(Aim of the task):
Retype the data below without altering anything.

⟨

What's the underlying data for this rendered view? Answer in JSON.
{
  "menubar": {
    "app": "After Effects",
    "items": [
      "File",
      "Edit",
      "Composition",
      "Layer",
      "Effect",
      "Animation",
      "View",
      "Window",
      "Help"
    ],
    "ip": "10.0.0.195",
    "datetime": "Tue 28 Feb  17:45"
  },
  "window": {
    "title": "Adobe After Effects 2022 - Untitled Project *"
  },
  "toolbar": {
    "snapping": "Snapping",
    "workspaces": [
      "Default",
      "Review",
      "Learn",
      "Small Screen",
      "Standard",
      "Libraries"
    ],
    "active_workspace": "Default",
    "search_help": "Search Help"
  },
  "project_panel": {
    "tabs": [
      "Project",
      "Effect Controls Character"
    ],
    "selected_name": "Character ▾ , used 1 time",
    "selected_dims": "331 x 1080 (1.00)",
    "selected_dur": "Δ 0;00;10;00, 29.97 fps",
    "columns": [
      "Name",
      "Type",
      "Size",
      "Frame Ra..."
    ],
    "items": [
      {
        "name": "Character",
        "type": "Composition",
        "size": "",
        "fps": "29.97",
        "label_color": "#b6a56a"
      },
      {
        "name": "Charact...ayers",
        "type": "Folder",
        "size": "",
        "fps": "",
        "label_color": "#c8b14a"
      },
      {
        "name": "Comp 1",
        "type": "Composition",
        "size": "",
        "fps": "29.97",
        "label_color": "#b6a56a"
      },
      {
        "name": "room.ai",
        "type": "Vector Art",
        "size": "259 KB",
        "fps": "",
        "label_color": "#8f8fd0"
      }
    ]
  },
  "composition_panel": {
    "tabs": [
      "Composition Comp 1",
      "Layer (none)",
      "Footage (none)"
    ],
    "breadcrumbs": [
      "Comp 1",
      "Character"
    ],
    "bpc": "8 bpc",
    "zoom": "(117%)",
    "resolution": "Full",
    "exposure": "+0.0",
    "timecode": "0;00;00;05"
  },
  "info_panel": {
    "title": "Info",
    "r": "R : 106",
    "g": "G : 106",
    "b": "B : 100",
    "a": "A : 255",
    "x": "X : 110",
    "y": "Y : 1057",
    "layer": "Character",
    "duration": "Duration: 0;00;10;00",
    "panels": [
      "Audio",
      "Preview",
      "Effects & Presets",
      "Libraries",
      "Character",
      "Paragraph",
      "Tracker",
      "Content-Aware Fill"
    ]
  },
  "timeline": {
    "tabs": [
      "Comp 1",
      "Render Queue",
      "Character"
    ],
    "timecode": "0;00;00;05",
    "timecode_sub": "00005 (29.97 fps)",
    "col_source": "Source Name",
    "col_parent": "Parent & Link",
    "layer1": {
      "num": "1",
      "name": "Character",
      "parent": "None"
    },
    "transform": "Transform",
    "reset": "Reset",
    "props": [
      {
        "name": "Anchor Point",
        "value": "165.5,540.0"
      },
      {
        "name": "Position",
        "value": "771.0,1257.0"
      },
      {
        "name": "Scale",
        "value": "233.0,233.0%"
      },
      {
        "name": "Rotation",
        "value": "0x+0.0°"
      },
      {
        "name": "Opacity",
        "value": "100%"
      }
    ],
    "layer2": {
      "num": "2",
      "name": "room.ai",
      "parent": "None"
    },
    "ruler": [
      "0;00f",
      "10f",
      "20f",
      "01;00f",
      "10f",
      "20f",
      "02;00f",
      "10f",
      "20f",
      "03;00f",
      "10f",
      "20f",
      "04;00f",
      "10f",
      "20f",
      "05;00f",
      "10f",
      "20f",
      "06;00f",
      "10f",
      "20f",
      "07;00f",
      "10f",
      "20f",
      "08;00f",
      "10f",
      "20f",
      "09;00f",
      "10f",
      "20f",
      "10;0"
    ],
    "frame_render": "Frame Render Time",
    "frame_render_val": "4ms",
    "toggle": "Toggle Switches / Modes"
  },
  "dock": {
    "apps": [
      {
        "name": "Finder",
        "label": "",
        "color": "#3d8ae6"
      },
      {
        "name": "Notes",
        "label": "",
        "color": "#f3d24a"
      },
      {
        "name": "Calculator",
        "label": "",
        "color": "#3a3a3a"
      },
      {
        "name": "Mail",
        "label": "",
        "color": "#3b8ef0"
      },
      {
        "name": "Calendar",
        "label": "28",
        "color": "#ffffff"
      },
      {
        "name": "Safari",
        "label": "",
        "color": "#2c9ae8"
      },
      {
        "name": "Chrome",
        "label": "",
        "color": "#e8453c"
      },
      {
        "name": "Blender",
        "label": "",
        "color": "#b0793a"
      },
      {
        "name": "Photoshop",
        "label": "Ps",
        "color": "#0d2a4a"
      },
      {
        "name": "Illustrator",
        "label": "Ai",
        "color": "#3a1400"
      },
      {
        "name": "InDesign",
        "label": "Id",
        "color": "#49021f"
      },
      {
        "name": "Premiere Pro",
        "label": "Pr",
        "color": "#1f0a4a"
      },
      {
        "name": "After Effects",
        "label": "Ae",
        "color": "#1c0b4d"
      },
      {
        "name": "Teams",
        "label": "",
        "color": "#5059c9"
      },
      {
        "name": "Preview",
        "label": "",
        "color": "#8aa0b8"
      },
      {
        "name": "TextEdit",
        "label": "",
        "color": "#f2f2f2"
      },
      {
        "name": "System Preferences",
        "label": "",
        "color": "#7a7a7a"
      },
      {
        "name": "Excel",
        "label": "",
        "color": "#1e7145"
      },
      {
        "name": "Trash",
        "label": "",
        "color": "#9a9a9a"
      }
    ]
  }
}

⟩

(Task solution):
What's the underlying data for this rendered view? Answer in JSON.
{
  "menubar": {
    "app": "After Effects",
    "items": [
      "File",
      "Edit",
      "Composition",
      "Layer",
      "Effect",
      "Animation",
      "View",
      "Window",
      "Help"
    ],
    "ip": "10.0.0.195",
    "datetime": "Tue 28 Feb  17:45"
  },
  "window": {
    "title": "Adobe After Effects 2022 - Untitled Project *"
  },
  "toolbar": {
    "snapping": "Snapping",
    "workspaces": [
      "Default",
      "Review",
      "Learn",
      "Small Screen",
      "Standard",
      "Libraries"
    ],
    "active_workspace": "Default",
    "search_help": "Search Help"
  },
  "project_panel": {
    "tabs": [
      "Project",
      "Effect Controls Character"
    ],
    "selected_name": "Character ▾ , used 1 time",
    "selected_dims": "331 x 1080 (1.00)",
    "selected_dur": "Δ 0;00;10;00, 29.97 fps",
    "columns": [
      "Name",
      "Type",
      "Size",
      "Frame Ra..."
    ],
    "items": [
      {
        "name": "Character",
        "type": "Composition",
        "size": "",
        "fps": "29.97",
        "label_color": "#b6a56a"
      },
      {
        "name": "Charact...ayers",
        "type": "Folder",
        "size": "",
        "fps": "",
        "label_color": "#c8b14a"
      },
      {
        "name": "Comp 1",
        "type": "Composition",
        "size": "",
        "fps": "29.97",
        "label_color": "#b6a56a"
      },
      {
        "name": "room.ai",
        "type": "Vector Art",
        "size": "259 KB",
        "fps": "",
        "label_color": "#8f8fd0"
      }
    ]
  },
  "composition_panel": {
    "tabs": [
      "Composition Comp 1",
      "Layer (none)",
      "Footage (none)"
    ],
    "breadcrumbs": [
      "Comp 1",
      "Character"
    ],
    "bpc": "8 bpc",
    "zoom": "(117%)",
    "resolution": "Full",
    "exposure": "+0.0",
    "timecode": "0;00;00;05"
  },
  "info_panel": {
    "title": "Info",
    "r": "R : 106",
    "g": "G : 106",
    "b": "B : 100",
    "a": "A : 255",
    "x": "X : 110",
    "y": "Y : 1057",
    "layer": "Character",
    "duration": "Duration: 0;00;10;00",
    "panels": [
      "Audio",
      "Preview",
      "Effects & Presets",
      "Libraries",
      "Character",
      "Paragraph",
      "Tracker",
      "Content-Aware Fill"
    ]
  },
  "timeline": {
    "tabs": [
      "Comp 1",
      "Render Queue",
      "Character"
    ],
    "timecode": "0;00;00;05",
    "timecode_sub": "00005 (29.97 fps)",
    "col_source": "Source Name",
    "col_parent": "Parent & Link",
    "layer1": {
      "num": "1",
      "name": "Character",
      "parent": "None"
    },
    "transform": "Transform",
    "reset": "Reset",
    "props": [
      {
        "name": "Anchor Point",
        "value": "165.5,540.0"
      },
      {
        "name": "Position",
        "value": "771.0,1257.0"
      },
      {
        "name": "Scale",
        "value": "233.0,233.0%"
      },
      {
        "name": "Rotation",
        "value": "0x+0.0°"
      },
      {
        "name": "Opacity",
        "value": "100%"
      }
    ],
    "layer2": {
      "num": "2",
      "name": "room.ai",
      "parent": "None"
    },
    "ruler": [
      "0;00f",
      "10f",
      "20f",
      "01;00f",
      "10f",
      "20f",
      "02;00f",
      "10f",
      "20f",
      "03;00f",
      "10f",
      "20f",
      "04;00f",
      "10f",
      "20f",
      "05;00f",
      "10f",
      "20f",
      "06;00f",
      "10f",
      "20f",
      "07;00f",
      "10f",
      "20f",
      "08;00f",
      "10f",
      "20f",
      "09;00f",
      "10f",
      "20f",
      "10;0"
    ],
    "frame_render": "Frame Render Time",
    "frame_render_val": "4ms",
    "toggle": "Toggle Switches / Modes"
  },
  "dock": {
    "apps": [
      {
        "name": "Finder",
        "label": "",
        "color": "#3d8ae6"
      },
      {
        "name": "Notes",
        "label": "",
        "color": "#f3d24a"
      },
      {
        "name": "Calculator",
        "label": "",
        "color": "#3a3a3a"
      },
      {
        "name": "Mail",
        "label": "",
        "color": "#3b8ef0"
      },
      {
        "name": "Calendar",
        "label": "28",
        "color": "#ffffff"
      },
      {
        "name": "Safari",
        "label": "",
        "color": "#2c9ae8"
      },
      {
        "name": "Chrome",
        "label": "",
        "color": "#e8453c"
      },
      {
        "name": "Blender",
        "label": "",
        "color": "#b0793a"
      },
      {
        "name": "Photoshop",
        "label": "Ps",
        "color": "#0d2a4a"
      },
      {
        "name": "Illustrator",
        "label": "Ai",
        "color": "#3a1400"
      },
      {
        "name": "InDesign",
        "label": "Id",
        "color": "#49021f"
      },
      {
        "name": "Premiere Pro",
        "label": "Pr",
        "color": "#1f0a4a"
      },
      {
        "name": "After Effects",
        "label": "Ae",
        "color": "#1c0b4d"
      },
      {
        "name": "Teams",
        "label": "",
        "color": "#5059c9"
      },
      {
        "name": "Preview",
        "label": "",
        "color": "#8aa0b8"
      },
      {
        "name": "TextEdit",
        "label": "",
        "color": "#f2f2f2"
      },
      {
        "name": "System Preferences",
        "label": "",
        "color": "#7a7a7a"
      },
      {
        "name": "Excel",
        "label": "",
        "color": "#1e7145"
      },
      {
        "name": "Trash",
        "label": "",
        "color": "#9a9a9a"
      }
    ]
  }
}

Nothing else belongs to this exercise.